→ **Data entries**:
-.-.-
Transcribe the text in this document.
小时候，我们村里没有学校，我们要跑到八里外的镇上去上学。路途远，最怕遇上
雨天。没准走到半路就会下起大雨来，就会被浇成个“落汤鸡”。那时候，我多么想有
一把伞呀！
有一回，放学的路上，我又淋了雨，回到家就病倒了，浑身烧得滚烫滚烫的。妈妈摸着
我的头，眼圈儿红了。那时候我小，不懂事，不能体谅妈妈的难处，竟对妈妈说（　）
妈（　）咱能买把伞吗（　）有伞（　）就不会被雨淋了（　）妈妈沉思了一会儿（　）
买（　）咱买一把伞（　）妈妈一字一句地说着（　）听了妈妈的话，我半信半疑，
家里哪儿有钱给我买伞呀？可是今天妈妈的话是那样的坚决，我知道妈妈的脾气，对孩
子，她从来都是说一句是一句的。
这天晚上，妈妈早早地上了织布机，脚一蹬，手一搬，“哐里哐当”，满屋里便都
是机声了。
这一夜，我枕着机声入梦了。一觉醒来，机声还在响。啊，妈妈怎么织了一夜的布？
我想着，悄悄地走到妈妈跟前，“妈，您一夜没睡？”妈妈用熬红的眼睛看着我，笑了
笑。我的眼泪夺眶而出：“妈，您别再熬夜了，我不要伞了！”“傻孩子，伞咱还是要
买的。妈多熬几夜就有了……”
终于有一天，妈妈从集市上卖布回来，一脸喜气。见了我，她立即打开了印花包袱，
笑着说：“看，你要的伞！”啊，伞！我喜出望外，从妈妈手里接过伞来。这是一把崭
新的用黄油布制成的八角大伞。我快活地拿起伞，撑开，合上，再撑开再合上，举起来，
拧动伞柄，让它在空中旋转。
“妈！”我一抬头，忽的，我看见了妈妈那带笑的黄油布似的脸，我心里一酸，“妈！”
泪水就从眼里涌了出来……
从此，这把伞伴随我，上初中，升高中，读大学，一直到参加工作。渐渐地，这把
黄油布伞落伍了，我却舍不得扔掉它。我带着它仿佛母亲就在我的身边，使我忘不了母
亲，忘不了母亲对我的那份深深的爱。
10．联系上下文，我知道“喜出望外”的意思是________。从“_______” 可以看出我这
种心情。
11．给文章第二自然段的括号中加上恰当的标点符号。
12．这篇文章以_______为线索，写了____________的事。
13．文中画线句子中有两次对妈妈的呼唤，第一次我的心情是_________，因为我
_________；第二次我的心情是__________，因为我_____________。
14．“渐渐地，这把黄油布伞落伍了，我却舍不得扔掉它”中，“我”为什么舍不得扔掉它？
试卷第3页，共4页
-.-.-
→ **EXERCISE**:
Every entry should be output exactly as written, please.

→ **EXERCISE ANSWER**:
Transcribe the text in this document.
小时候，我们村里没有学校，我们要跑到八里外的镇上去上学。路途远，最怕遇上
雨天。没准走到半路就会下起大雨来，就会被浇成个“落汤鸡”。那时候，我多么想有
一把伞呀！
有一回，放学的路上，我又淋了雨，回到家就病倒了，浑身烧得滚烫滚烫的。妈妈摸着
我的头，眼圈儿红了。那时候我小，不懂事，不能体谅妈妈的难处，竟对妈妈说（　）
妈（　）咱能买把伞吗（　）有伞（　）就不会被雨淋了（　）妈妈沉思了一会儿（　）
买（　）咱买一把伞（　）妈妈一字一句地说着（　）听了妈妈的话，我半信半疑，
家里哪儿有钱给我买伞呀？可是今天妈妈的话是那样的坚决，我知道妈妈的脾气，对孩
子，她从来都是说一句是一句的。
这天晚上，妈妈早早地上了织布机，脚一蹬，手一搬，“哐里哐当”，满屋里便都
是机声了。
这一夜，我枕着机声入梦了。一觉醒来，机声还在响。啊，妈妈怎么织了一夜的布？
我想着，悄悄地走到妈妈跟前，“妈，您一夜没睡？”妈妈用熬红的眼睛看着我，笑了
笑。我的眼泪夺眶而出：“妈，您别再熬夜了，我不要伞了！”“傻孩子，伞咱还是要
买的。妈多熬几夜就有了……”
终于有一天，妈妈从集市上卖布回来，一脸喜气。见了我，她立即打开了印花包袱，
笑着说：“看，你要的伞！”啊，伞！我喜出望外，从妈妈手里接过伞来。这是一把崭
新的用黄油布制成的八角大伞。我快活地拿起伞，撑开，合上，再撑开再合上，举起来，
拧动伞柄，让它在空中旋转。
“妈！”我一抬头，忽的，我看见了妈妈那带笑的黄油布似的脸，我心里一酸，“妈！”
泪水就从眼里涌了出来……
从此，这把伞伴随我，上初中，升高中，读大学，一直到参加工作。渐渐地，这把
黄油布伞落伍了，我却舍不得扔掉它。我带着它仿佛母亲就在我的身边，使我忘不了母
亲，忘不了母亲对我的那份深深的爱。
10．联系上下文，我知道“喜出望外”的意思是________。从“_______” 可以看出我这
种心情。
11．给文章第二自然段的括号中加上恰当的标点符号。
12．这篇文章以_______为线索，写了____________的事。
13．文中画线句子中有两次对妈妈的呼唤，第一次我的心情是_________，因为我
_________；第二次我的心情是__________，因为我_____________。
14．“渐渐地，这把黄油布伞落伍了，我却舍不得扔掉它”中，“我”为什么舍不得扔掉它？
试卷第3页，共4页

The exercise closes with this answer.